Tugas Anda
Jawab pertanyaan berikut berdasarkan teks tentang barang publik di bawah.
1. Pada tahun berapa Paul Samuelson mengenalkan konsep pure public goods dan impure public goods?
2. Sarana transportasi umum apa saja yang disebut sebagai contoh barang publik yang tetap harus dibayar?
3. Pengadaan barang publik dapat efisien bila jumlah apa yang diketahui?

---- Kutipan Teks

Saturday, October 20, 2012

Barang Publik vs Eksternalitas

Barang Publik 

Lebih dari 50 tahun lalu, tepatnya pada 1954, Paul Samuelson mengenalkan konsep yang bernama pure public goods dan impure public goods.[1] Menurutnya, ada 2 syarat terpenuhinya barang publik yaitu pertama, non-rival dimana masyarakat (komunitas individu) dapat memanfaatkan barang bersama-sama. Kedua, non-exclusive dimana individu tidak perlu membayar sejumlah harga untuk menikmati barang publik tersebut. Namun demikian, kita juga tidak boleh lupa, ada barang publik yang bisa dimanfaatkan secara bersama-sama namun tetap harus membayar sejumlah biaya, misalnya ketika kita hendak naik sarana transportasi umum seperti bis dan kereta api. 
Paradoks :D
Sejatinya, efisiensi merupakan syarat yang harus dipertimbangkan dalam pengadaan barang publik. Pengadaan barang publik dapat efisien bila diketahui jumlah permintaan dan penawarannya. Realitanya, mengukur permintaan dan penawaran barang publik itu tidak semudah membalik telapak tangan. Adanya perbedaan persepsi dan harapan masyarakat menjadi sulit diukur karena derajat subyektifitasnya cenderung variatif dan inkonsisten. Disamping itu, adanya dominasi kelompok tertentu juga menjadi sebab sering tidak representatifnya pilihan/kebutuhan masyarakat. Karena yang diakomodir adalah kepentingan kelompok bukan masyarakat secara luas. Dalam ilmu ekonomi, kondisi seperti inilah yang menyebabkan kondisi pasar menjadi tidak efisien.

--------
---- Isi Data

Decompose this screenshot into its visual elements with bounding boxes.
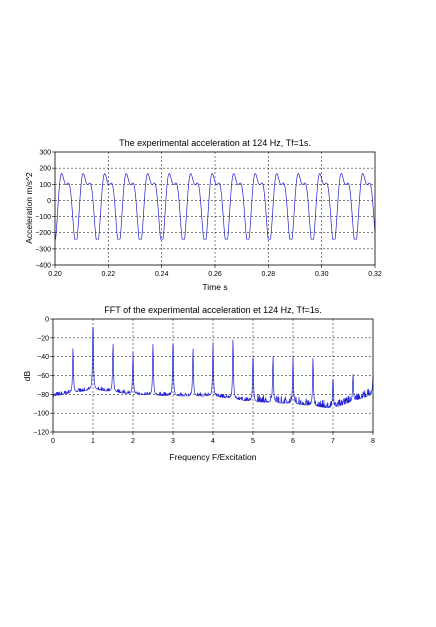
x-tick-label: 0.26 xyxy=(208,271,222,278)
x-tick-label: 3 xyxy=(171,438,175,445)
y-tick-label: −400 xyxy=(35,263,51,270)
x-tick-label: 0 xyxy=(51,438,55,445)
acceleration-series xyxy=(54,173,376,240)
y-tick-label: 300 xyxy=(39,150,51,157)
y-tick-label: −120 xyxy=(33,430,49,437)
x-tick-label: 4 xyxy=(211,438,215,445)
fft-x-axis-label: Frequency F/Excitation xyxy=(170,452,257,462)
fft-y-axis-label: dB xyxy=(22,370,32,381)
x-tick-label: 2 xyxy=(131,438,135,445)
x-tick-label: 0.30 xyxy=(315,271,329,278)
x-tick-label: 0.20 xyxy=(48,271,62,278)
y-tick-label: 100 xyxy=(39,182,51,189)
y-tick-label: −20 xyxy=(37,335,49,342)
x-tick-label: 7 xyxy=(331,438,335,445)
acceleration-chart-title: The experimental acceleration at 124 Hz,… xyxy=(119,138,311,148)
fft-x-ticks: 0 1 2 3 4 5 6 7 8 xyxy=(51,432,375,445)
fft-chart-title: FFT of the experimental acceleration et … xyxy=(104,305,322,315)
acceleration-x-axis-label: Time s xyxy=(202,282,227,292)
fft-series xyxy=(52,327,374,408)
fft-chart: FFT of the experimental acceleration et … xyxy=(22,305,375,462)
y-tick-label: −300 xyxy=(35,246,51,253)
acceleration-y-ticks: 300 200 100 0 −100 −200 −300 −400 xyxy=(35,150,55,270)
fft-y-ticks: 0 −20 −40 −60 −80 −100 −120 xyxy=(33,317,53,437)
x-tick-label: 5 xyxy=(251,438,255,445)
y-tick-label: −80 xyxy=(37,392,49,399)
x-tick-label: 0.24 xyxy=(155,271,169,278)
y-tick-label: 0 xyxy=(45,317,49,324)
x-tick-label: 0.32 xyxy=(368,271,382,278)
acceleration-x-ticks: 0.20 0.22 0.24 0.26 0.28 0.30 0.32 xyxy=(48,265,382,278)
y-tick-label: −100 xyxy=(35,214,51,221)
y-tick-label: −200 xyxy=(35,230,51,237)
acceleration-grid xyxy=(55,152,375,265)
x-tick-label: 0.22 xyxy=(102,271,116,278)
y-tick-label: −60 xyxy=(37,373,49,380)
x-tick-label: 8 xyxy=(371,438,375,445)
y-tick-label: 200 xyxy=(39,166,51,173)
x-tick-label: 0.28 xyxy=(262,271,276,278)
fft-grid xyxy=(53,319,373,432)
y-tick-label: 0 xyxy=(47,198,51,205)
x-tick-label: 1 xyxy=(91,438,95,445)
y-tick-label: −40 xyxy=(37,354,49,361)
y-tick-label: −100 xyxy=(33,411,49,418)
acceleration-chart: The experimental acceleration at 124 Hz,… xyxy=(24,138,382,292)
acceleration-y-axis-label: Acceleration m/s^2 xyxy=(24,172,34,244)
x-tick-label: 6 xyxy=(291,438,295,445)
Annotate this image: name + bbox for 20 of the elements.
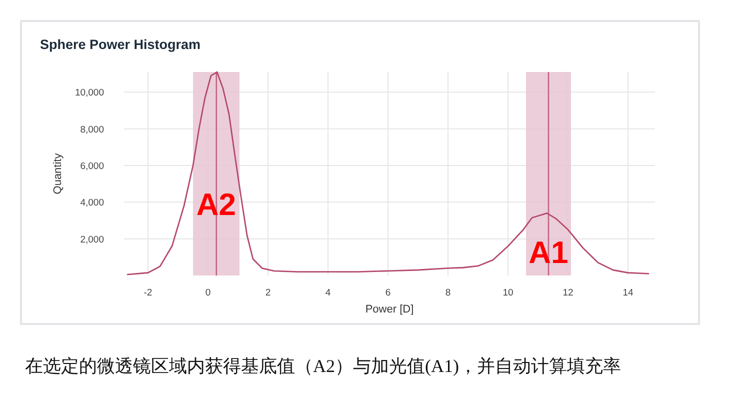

--------

Jawaban
1. 1954.
2. Bis dan kereta api.
3. Jumlah permintaan dan penawarannya.